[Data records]
═══
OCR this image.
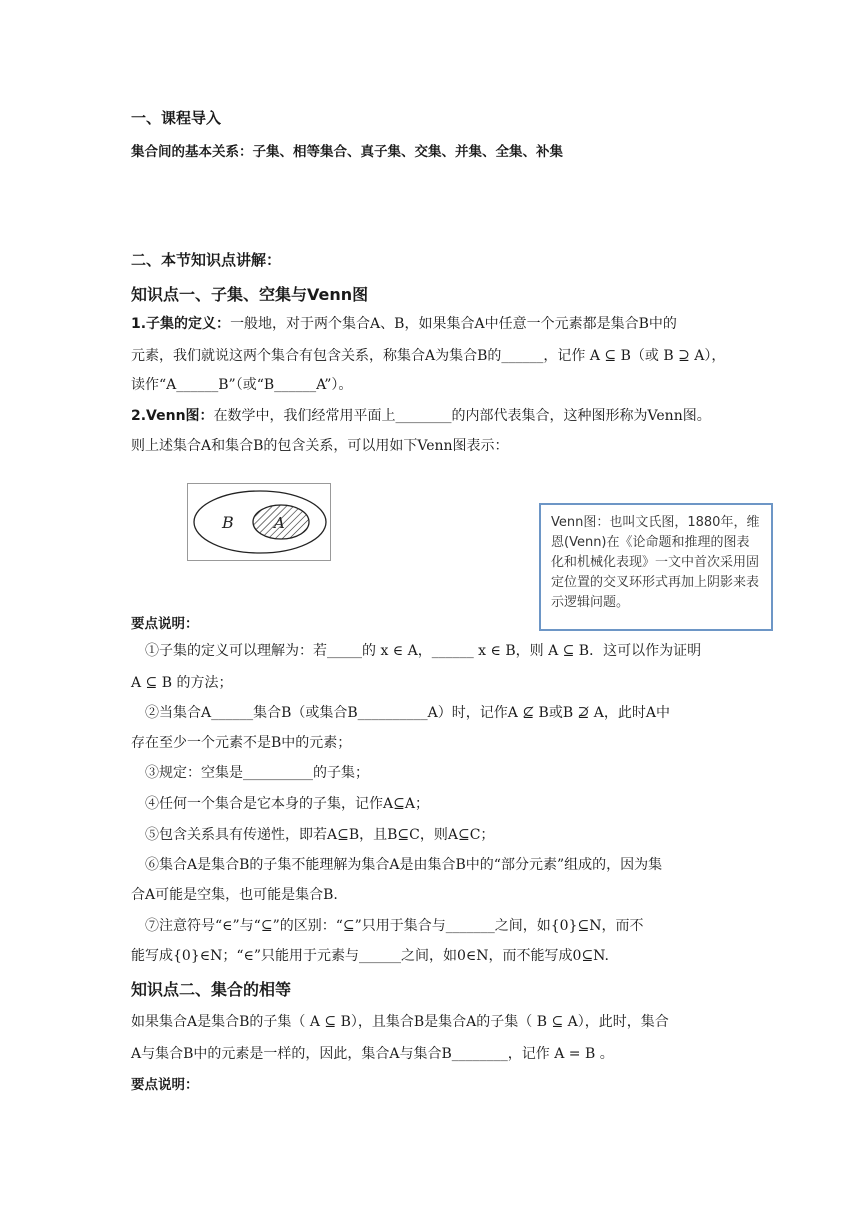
一、课程导入
集合间的基本关系：子集、相等集合、真子集、交集、并集、全集、补集
二、本节知识点讲解：
知识点一、子集、空集与Venn图
1.子集的定义：一般地，对于两个集合A、B，如果集合A中任意一个元素都是集合B中的
元素，我们就说这两个集合有包含关系，称集合A为集合B的______，记作 A ⊆ B（或 B ⊇ A），
读作“A______B”（或“B______A”）。
2.Venn图：在数学中，我们经常用平面上________的内部代表集合，这种图形称为Venn图。
则上述集合A和集合B的包含关系，可以用如下Venn图表示：
B	A	Venn图：也叫文氏图，1880年，维恩(Venn)在《论命题和推理的图表化和机械化表现》一文中首次采用固定位置的交叉环形式再加上阴影来表示逻辑问题。
要点说明：
①子集的定义可以理解为：若_____的 x ∈ A，______ x ∈ B，则 A ⊆ B．这可以作为证明
A ⊆ B 的方法；
②当集合A______集合B（或集合B__________A）时，记作A ⊈ B或B ⊉ A，此时A中
存在至少一个元素不是B中的元素；
③规定：空集是__________的子集；
④任何一个集合是它本身的子集，记作A⊆A；
⑤包含关系具有传递性，即若A⊆B，且B⊆C，则A⊆C；
⑥集合A是集合B的子集不能理解为集合A是由集合B中的“部分元素”组成的，因为集
合A可能是空集，也可能是集合B.
⑦注意符号“∈”与“⊆”的区别：“⊆”只用于集合与_______之间，如{0}⊆N，而不
能写成{0}∈N；“∈”只能用于元素与______之间，如0∈N，而不能写成0⊆N.
知识点二、集合的相等
如果集合A是集合B的子集（ A ⊆ B），且集合B是集合A的子集（ B ⊆ A），此时，集合
A与集合B中的元素是一样的，因此，集合A与集合B________，记作 A = B 。
要点说明：
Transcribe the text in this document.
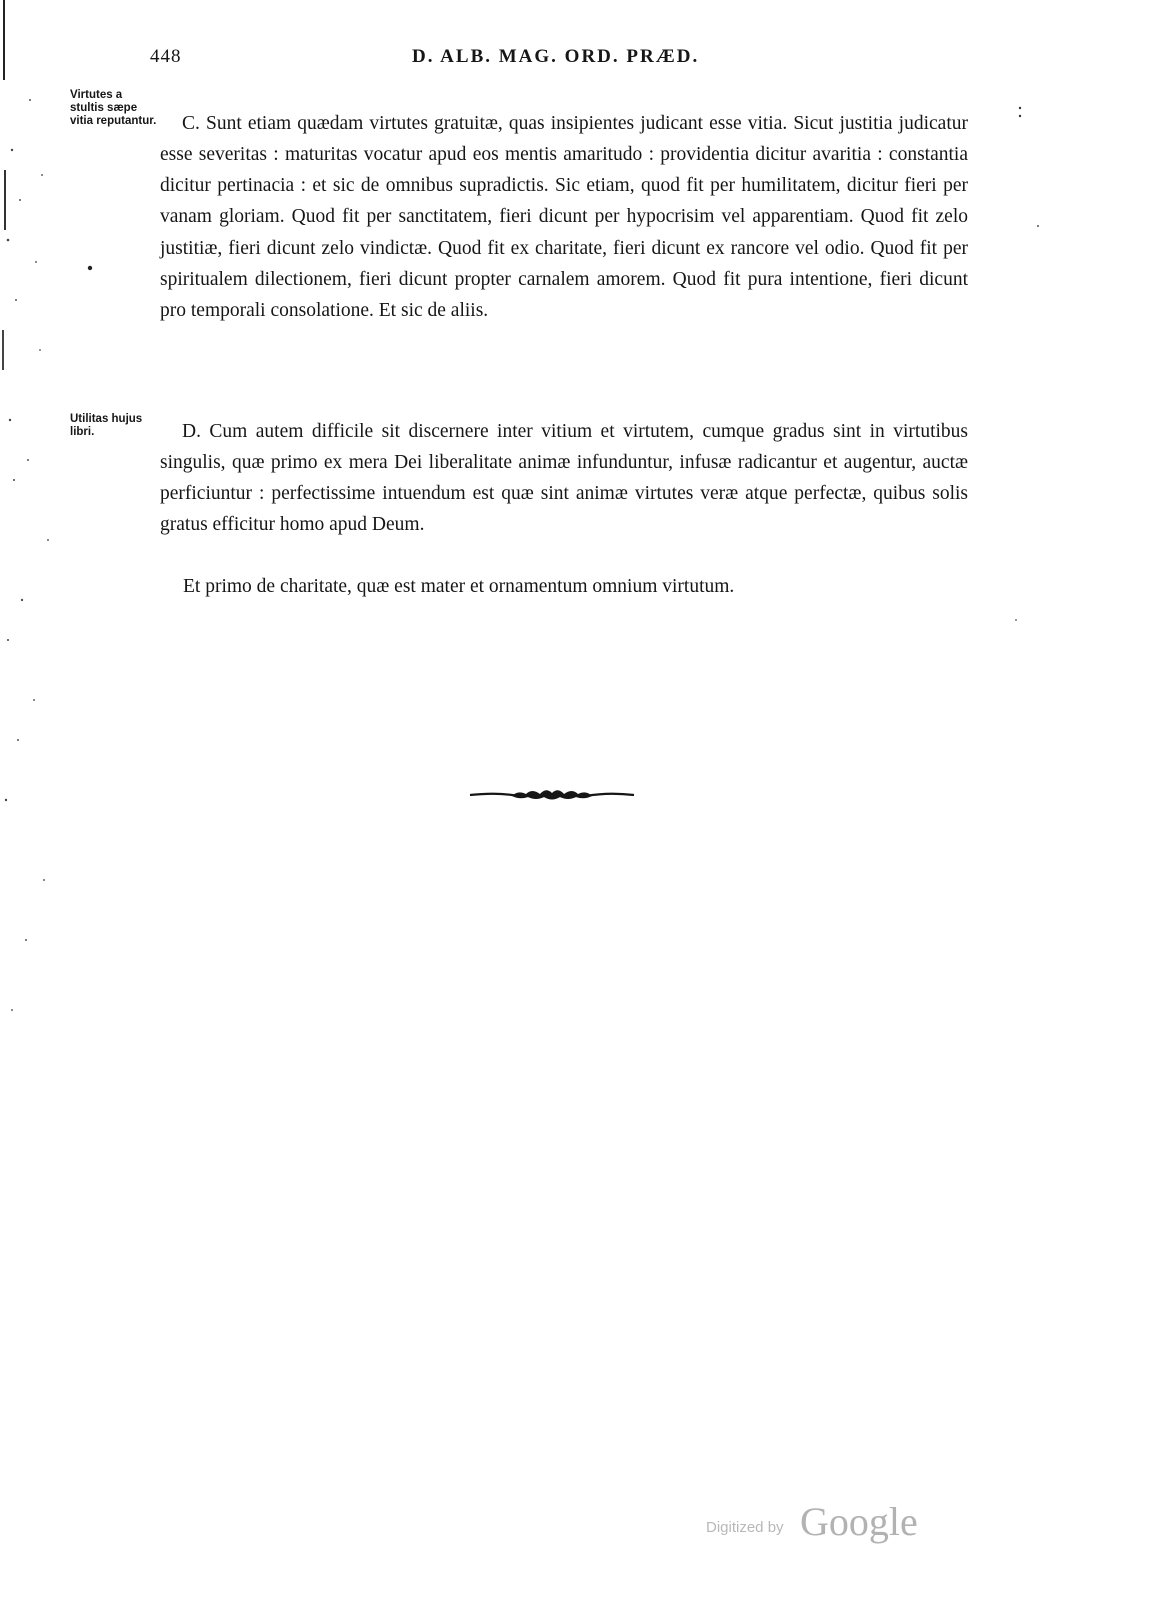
448	D. ALB. MAG. ORD. PRÆD.
Virtutes a stultis sæpe vitia reputantur.
Utilitas hujus libri.

C. Sunt etiam quædam virtutes gratuitæ, quas insipientes judicant esse vitia. Sicut justitia judicatur esse severitas : maturitas vocatur apud eos mentis amaritudo : providentia dicitur avaritia : constantia dicitur pertinacia : et sic de omnibus supradictis. Sic etiam, quod fit per humilitatem, dicitur fieri per vanam gloriam. Quod fit per sanctitatem, fieri dicunt per hypocrisim vel apparentiam. Quod fit zelo justitiæ, fieri dicunt zelo vindictæ. Quod fit ex charitate, fieri dicunt ex rancore vel odio. Quod fit per spiritualem dilectionem, fieri dicunt propter carnalem amorem. Quod fit pura intentione, fieri dicunt pro temporali consolatione. Et sic de aliis.

D. Cum autem difficile sit discernere inter vitium et virtutem, cumque gradus sint in virtutibus singulis, quæ primo ex mera Dei liberalitate animæ infunduntur, infusæ radicantur et augentur, auctæ perficiuntur : perfectissime intuendum est quæ sint animæ virtutes veræ atque perfectæ, quibus solis gratus efficitur homo apud Deum.

Et primo de charitate, quæ est mater et ornamentum omnium virtutum.

Digitized by Google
═══
GIVEN TASK | Note each line of the entries that has "charitate" in it, and copy those lines.

OUTPUT OF THE EXERCISE |
C. Sunt etiam quædam virtutes gratuitæ, quas insipientes judicant esse vitia. Sicut justitia judicatur esse severitas : maturitas vocatur apud eos mentis amaritudo : providentia dicitur avaritia : constantia dicitur pertinacia : et sic de omnibus supradictis. Sic etiam, quod fit per humilitatem, dicitur fieri per vanam gloriam. Quod fit per sanctitatem, fieri dicunt per hypocrisim vel apparentiam. Quod fit zelo justitiæ, fieri dicunt zelo vindictæ. Quod fit ex charitate, fieri dicunt ex rancore vel odio. Quod fit per spiritualem dilectionem, fieri dicunt propter carnalem amorem. Quod fit pura intentione, fieri dicunt pro temporali consolatione. Et sic de aliis.
Et primo de charitate, quæ est mater et ornamentum omnium virtutum.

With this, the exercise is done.